Repeat the listing in full, word for word.

Material:

+---+

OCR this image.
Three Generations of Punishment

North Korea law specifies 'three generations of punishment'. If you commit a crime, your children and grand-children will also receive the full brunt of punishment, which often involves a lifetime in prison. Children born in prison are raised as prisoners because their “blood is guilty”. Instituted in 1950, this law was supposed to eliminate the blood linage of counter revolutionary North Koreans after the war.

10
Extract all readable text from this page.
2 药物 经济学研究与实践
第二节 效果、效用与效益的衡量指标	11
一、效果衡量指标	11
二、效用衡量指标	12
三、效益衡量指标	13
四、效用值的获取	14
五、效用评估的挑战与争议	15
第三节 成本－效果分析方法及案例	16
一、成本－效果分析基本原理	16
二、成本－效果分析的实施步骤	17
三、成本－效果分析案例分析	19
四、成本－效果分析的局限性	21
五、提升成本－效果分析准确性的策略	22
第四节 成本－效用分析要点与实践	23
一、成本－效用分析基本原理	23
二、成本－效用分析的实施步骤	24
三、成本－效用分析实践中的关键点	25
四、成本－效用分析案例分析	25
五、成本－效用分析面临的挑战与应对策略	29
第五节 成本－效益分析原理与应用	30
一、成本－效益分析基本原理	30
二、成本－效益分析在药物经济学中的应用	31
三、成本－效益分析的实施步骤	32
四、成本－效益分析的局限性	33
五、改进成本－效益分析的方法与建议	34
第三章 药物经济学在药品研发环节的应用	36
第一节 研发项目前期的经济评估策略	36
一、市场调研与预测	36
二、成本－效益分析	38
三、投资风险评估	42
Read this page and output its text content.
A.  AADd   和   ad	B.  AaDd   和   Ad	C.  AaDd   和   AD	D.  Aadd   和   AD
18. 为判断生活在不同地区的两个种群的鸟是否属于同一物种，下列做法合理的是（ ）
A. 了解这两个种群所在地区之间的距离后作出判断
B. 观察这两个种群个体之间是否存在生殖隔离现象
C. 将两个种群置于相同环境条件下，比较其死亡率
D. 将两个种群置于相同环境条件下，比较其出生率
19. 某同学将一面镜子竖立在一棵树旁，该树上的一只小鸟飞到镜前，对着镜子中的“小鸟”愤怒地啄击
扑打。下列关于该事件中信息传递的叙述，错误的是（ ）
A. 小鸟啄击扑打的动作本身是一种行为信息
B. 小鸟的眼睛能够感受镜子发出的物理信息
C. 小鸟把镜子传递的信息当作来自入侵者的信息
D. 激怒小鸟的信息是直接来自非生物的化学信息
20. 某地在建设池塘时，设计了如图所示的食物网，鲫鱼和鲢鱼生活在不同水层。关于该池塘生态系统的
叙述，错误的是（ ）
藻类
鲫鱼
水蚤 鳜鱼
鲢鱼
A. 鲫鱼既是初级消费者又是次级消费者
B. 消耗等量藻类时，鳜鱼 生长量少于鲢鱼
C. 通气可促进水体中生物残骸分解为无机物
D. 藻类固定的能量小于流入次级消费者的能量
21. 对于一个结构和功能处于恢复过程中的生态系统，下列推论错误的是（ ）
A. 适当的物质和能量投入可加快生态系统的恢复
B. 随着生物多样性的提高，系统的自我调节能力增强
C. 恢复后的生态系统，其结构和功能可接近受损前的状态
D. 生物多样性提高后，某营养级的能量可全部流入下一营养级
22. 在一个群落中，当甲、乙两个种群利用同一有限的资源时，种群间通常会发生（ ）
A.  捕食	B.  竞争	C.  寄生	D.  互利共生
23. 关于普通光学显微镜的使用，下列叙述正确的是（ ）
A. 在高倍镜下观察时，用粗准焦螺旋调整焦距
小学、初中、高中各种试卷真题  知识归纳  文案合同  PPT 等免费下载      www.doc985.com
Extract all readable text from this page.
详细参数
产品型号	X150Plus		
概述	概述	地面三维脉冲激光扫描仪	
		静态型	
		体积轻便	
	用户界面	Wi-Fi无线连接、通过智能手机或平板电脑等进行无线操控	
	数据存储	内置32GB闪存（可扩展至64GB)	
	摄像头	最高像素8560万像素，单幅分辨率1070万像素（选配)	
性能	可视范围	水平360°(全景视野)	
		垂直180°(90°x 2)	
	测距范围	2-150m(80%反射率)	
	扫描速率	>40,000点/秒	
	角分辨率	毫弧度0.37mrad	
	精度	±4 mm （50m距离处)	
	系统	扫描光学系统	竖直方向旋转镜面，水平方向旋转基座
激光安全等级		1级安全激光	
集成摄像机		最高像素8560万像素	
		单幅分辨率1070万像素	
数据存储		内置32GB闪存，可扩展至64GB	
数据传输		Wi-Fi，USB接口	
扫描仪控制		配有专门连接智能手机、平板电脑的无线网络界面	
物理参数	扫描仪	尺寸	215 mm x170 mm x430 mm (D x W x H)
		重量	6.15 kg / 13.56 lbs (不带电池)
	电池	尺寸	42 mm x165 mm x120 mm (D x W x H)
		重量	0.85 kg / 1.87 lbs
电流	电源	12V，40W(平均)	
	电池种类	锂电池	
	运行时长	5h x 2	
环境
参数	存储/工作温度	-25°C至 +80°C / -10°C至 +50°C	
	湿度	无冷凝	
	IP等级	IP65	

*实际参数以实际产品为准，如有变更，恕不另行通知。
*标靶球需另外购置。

+---+

Answer in full:
OCR this image.
Three Generations of Punishment

North Korea law specifies 'three generations of punishment'. If you commit a crime, your children and grand-children will also receive the full brunt of punishment, which often involves a lifetime in prison. Children born in prison are raised as prisoners because their “blood is guilty”. Instituted in 1950, this law was supposed to eliminate the blood linage of counter revolutionary North Koreans after the war.

10
Extract all readable text from this page.
2 药物 经济学研究与实践
第二节 效果、效用与效益的衡量指标	11
一、效果衡量指标	11
二、效用衡量指标	12
三、效益衡量指标	13
四、效用值的获取	14
五、效用评估的挑战与争议	15
第三节 成本－效果分析方法及案例	16
一、成本－效果分析基本原理	16
二、成本－效果分析的实施步骤	17
三、成本－效果分析案例分析	19
四、成本－效果分析的局限性	21
五、提升成本－效果分析准确性的策略	22
第四节 成本－效用分析要点与实践	23
一、成本－效用分析基本原理	23
二、成本－效用分析的实施步骤	24
三、成本－效用分析实践中的关键点	25
四、成本－效用分析案例分析	25
五、成本－效用分析面临的挑战与应对策略	29
第五节 成本－效益分析原理与应用	30
一、成本－效益分析基本原理	30
二、成本－效益分析在药物经济学中的应用	31
三、成本－效益分析的实施步骤	32
四、成本－效益分析的局限性	33
五、改进成本－效益分析的方法与建议	34
第三章 药物经济学在药品研发环节的应用	36
第一节 研发项目前期的经济评估策略	36
一、市场调研与预测	36
二、成本－效益分析	38
三、投资风险评估	42
Read this page and output its text content.
A.  AADd   和   ad	B.  AaDd   和   Ad	C.  AaDd   和   AD	D.  Aadd   和   AD
18. 为判断生活在不同地区的两个种群的鸟是否属于同一物种，下列做法合理的是（ ）
A. 了解这两个种群所在地区之间的距离后作出判断
B. 观察这两个种群个体之间是否存在生殖隔离现象
C. 将两个种群置于相同环境条件下，比较其死亡率
D. 将两个种群置于相同环境条件下，比较其出生率
19. 某同学将一面镜子竖立在一棵树旁，该树上的一只小鸟飞到镜前，对着镜子中的“小鸟”愤怒地啄击
扑打。下列关于该事件中信息传递的叙述，错误的是（ ）
A. 小鸟啄击扑打的动作本身是一种行为信息
B. 小鸟的眼睛能够感受镜子发出的物理信息
C. 小鸟把镜子传递的信息当作来自入侵者的信息
D. 激怒小鸟的信息是直接来自非生物的化学信息
20. 某地在建设池塘时，设计了如图所示的食物网，鲫鱼和鲢鱼生活在不同水层。关于该池塘生态系统的
叙述，错误的是（ ）
藻类
鲫鱼
水蚤 鳜鱼
鲢鱼
A. 鲫鱼既是初级消费者又是次级消费者
B. 消耗等量藻类时，鳜鱼 生长量少于鲢鱼
C. 通气可促进水体中生物残骸分解为无机物
D. 藻类固定的能量小于流入次级消费者的能量
21. 对于一个结构和功能处于恢复过程中的生态系统，下列推论错误的是（ ）
A. 适当的物质和能量投入可加快生态系统的恢复
B. 随着生物多样性的提高，系统的自我调节能力增强
C. 恢复后的生态系统，其结构和功能可接近受损前的状态
D. 生物多样性提高后，某营养级的能量可全部流入下一营养级
22. 在一个群落中，当甲、乙两个种群利用同一有限的资源时，种群间通常会发生（ ）
A.  捕食	B.  竞争	C.  寄生	D.  互利共生
23. 关于普通光学显微镜的使用，下列叙述正确的是（ ）
A. 在高倍镜下观察时，用粗准焦螺旋调整焦距
小学、初中、高中各种试卷真题  知识归纳  文案合同  PPT 等免费下载      www.doc985.com
Extract all readable text from this page.
详细参数
产品型号	X150Plus		
概述	概述	地面三维脉冲激光扫描仪	
		静态型	
		体积轻便	
	用户界面	Wi-Fi无线连接、通过智能手机或平板电脑等进行无线操控	
	数据存储	内置32GB闪存（可扩展至64GB)	
	摄像头	最高像素8560万像素，单幅分辨率1070万像素（选配)	
性能	可视范围	水平360°(全景视野)	
		垂直180°(90°x 2)	
	测距范围	2-150m(80%反射率)	
	扫描速率	>40,000点/秒	
	角分辨率	毫弧度0.37mrad	
	精度	±4 mm （50m距离处)	
	系统	扫描光学系统	竖直方向旋转镜面，水平方向旋转基座
激光安全等级		1级安全激光	
集成摄像机		最高像素8560万像素	
		单幅分辨率1070万像素	
数据存储		内置32GB闪存，可扩展至64GB	
数据传输		Wi-Fi，USB接口	
扫描仪控制		配有专门连接智能手机、平板电脑的无线网络界面	
物理参数	扫描仪	尺寸	215 mm x170 mm x430 mm (D x W x H)
		重量	6.15 kg / 13.56 lbs (不带电池)
	电池	尺寸	42 mm x165 mm x120 mm (D x W x H)
		重量	0.85 kg / 1.87 lbs
电流	电源	12V，40W(平均)	
	电池种类	锂电池	
	运行时长	5h x 2	
环境
参数	存储/工作温度	-25°C至 +80°C / -10°C至 +50°C	
	湿度	无冷凝	
	IP等级	IP65	

*实际参数以实际产品为准，如有变更，恕不另行通知。
*标靶球需另外购置。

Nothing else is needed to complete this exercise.